◆ Your task
Below are records. Copy every line with "suscipit" in it.

◆ Provided data
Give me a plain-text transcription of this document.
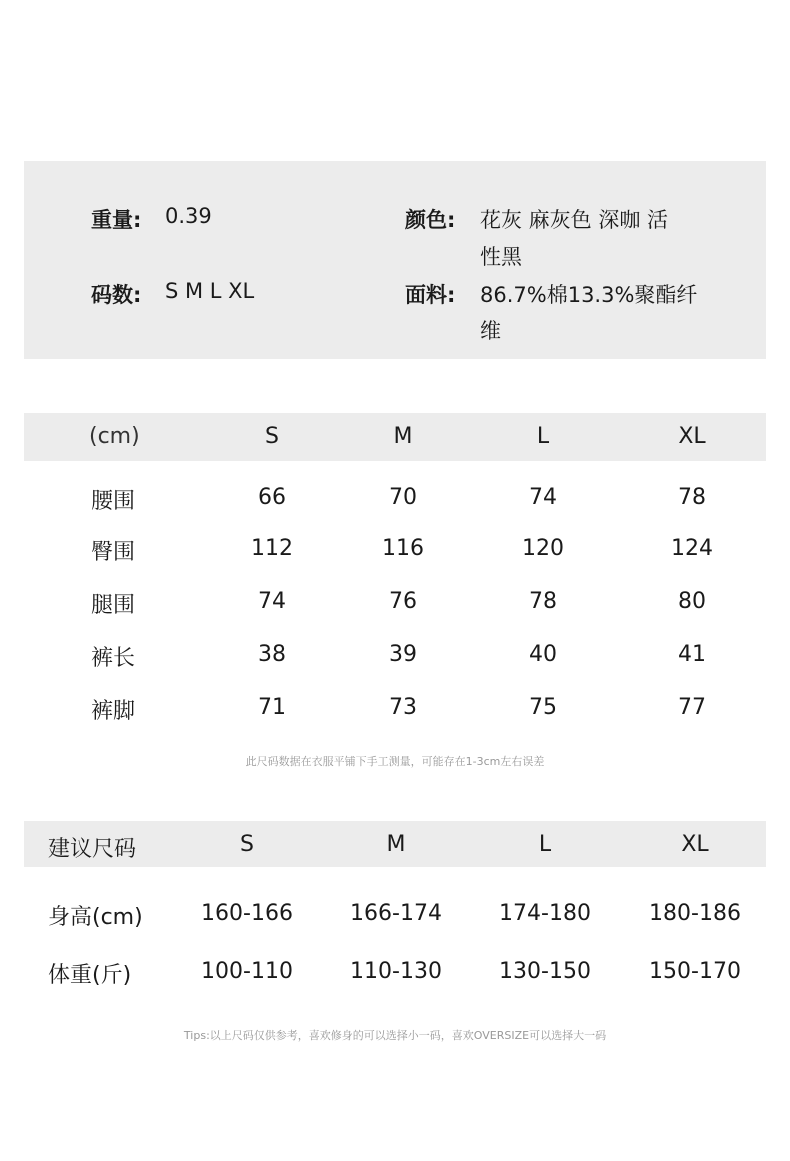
重量: 0.39
码数: S M L XL
颜色: 花灰 麻灰色 深咖 活
性黑
面料: 86.7%棉13.3%聚酯纤
维
(cm)	S	M	L	XL
腰围	66	70	74	78
臀围	112	116	120	124
腿围	74	76	78	80
裤长	38	39	40	41
裤脚	71	73	75	77
此尺码数据在衣服平铺下手工测量，可能存在1-3cm左右误差
建议尺码	S	M	L	XL
身高(cm)	160-166	166-174	174-180	180-186
体重(斤)	100-110	110-130	130-150	150-170
Tips:以上尺码仅供参考，喜欢修身的可以选择小一码，喜欢OVERSIZE可以选择大一码
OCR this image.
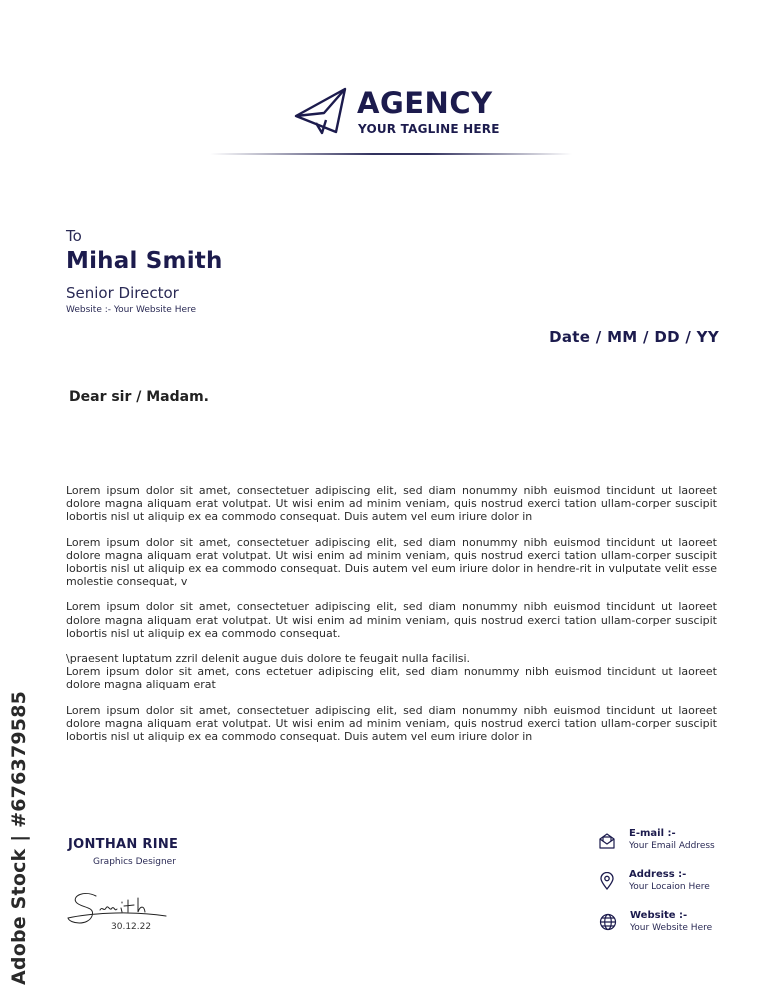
AGENCY
YOUR TAGLINE HERE
To
Mihal Smith
Senior Director
Website :- Your Website Here
Date / MM / DD / YY
Dear sir / Madam.

Lorem ipsum dolor sit amet, consectetuer adipiscing elit, sed diam nonummy nibh euismod tincidunt ut laoreet dolore magna aliquam erat volutpat. Ut wisi enim ad minim veniam, quis nostrud exerci tation ullam-corper suscipit lobortis nisl ut aliquip ex ea commodo consequat. Duis autem vel eum iriure dolor in

Lorem ipsum dolor sit amet, consectetuer adipiscing elit, sed diam nonummy nibh euismod tincidunt ut laoreet dolore magna aliquam erat volutpat. Ut wisi enim ad minim veniam, quis nostrud exerci tation ullam-corper suscipit lobortis nisl ut aliquip ex ea commodo consequat. Duis autem vel eum iriure dolor in hendre-rit in vulputate velit esse molestie consequat, v

Lorem ipsum dolor sit amet, consectetuer adipiscing elit, sed diam nonummy nibh euismod tincidunt ut laoreet dolore magna aliquam erat volutpat. Ut wisi enim ad minim veniam, quis nostrud exerci tation ullam-corper suscipit lobortis nisl ut aliquip ex ea commodo consequat.

\praesent luptatum zzril delenit augue duis dolore te feugait nulla facilisi.

Lorem ipsum dolor sit amet, cons ectetuer adipiscing elit, sed diam nonummy nibh euismod tincidunt ut laoreet dolore magna aliquam erat

Lorem ipsum dolor sit amet, consectetuer adipiscing elit, sed diam nonummy nibh euismod tincidunt ut laoreet dolore magna aliquam erat volutpat. Ut wisi enim ad minim veniam, quis nostrud exerci tation ullam-corper suscipit lobortis nisl ut aliquip ex ea commodo consequat. Duis autem vel eum iriure dolor in

JONTHAN RINE
Graphics Designer
30.12.22
E-mail :-
Your Email Address
Address :-
Your Locaion Here
Website :-
Your Website Here
Adobe Stock | #676379585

◆ Reply
Lorem ipsum dolor sit amet, consectetuer adipiscing elit, sed diam nonummy nibh euismod tincidunt ut laoreet dolore magna aliquam erat volutpat. Ut wisi enim ad minim veniam, quis nostrud exerci tation ullam-corper suscipit lobortis nisl ut aliquip ex ea commodo consequat. Duis autem vel eum iriure dolor in
Lorem ipsum dolor sit amet, consectetuer adipiscing elit, sed diam nonummy nibh euismod tincidunt ut laoreet dolore magna aliquam erat volutpat. Ut wisi enim ad minim veniam, quis nostrud exerci tation ullam-corper suscipit lobortis nisl ut aliquip ex ea commodo consequat. Duis autem vel eum iriure dolor in hendre-rit in vulputate velit esse molestie consequat, v
Lorem ipsum dolor sit amet, consectetuer adipiscing elit, sed diam nonummy nibh euismod tincidunt ut laoreet dolore magna aliquam erat volutpat. Ut wisi enim ad minim veniam, quis nostrud exerci tation ullam-corper suscipit lobortis nisl ut aliquip ex ea commodo consequat.
Lorem ipsum dolor sit amet, consectetuer adipiscing elit, sed diam nonummy nibh euismod tincidunt ut laoreet dolore magna aliquam erat volutpat. Ut wisi enim ad minim veniam, quis nostrud exerci tation ullam-corper suscipit lobortis nisl ut aliquip ex ea commodo consequat. Duis autem vel eum iriure dolor in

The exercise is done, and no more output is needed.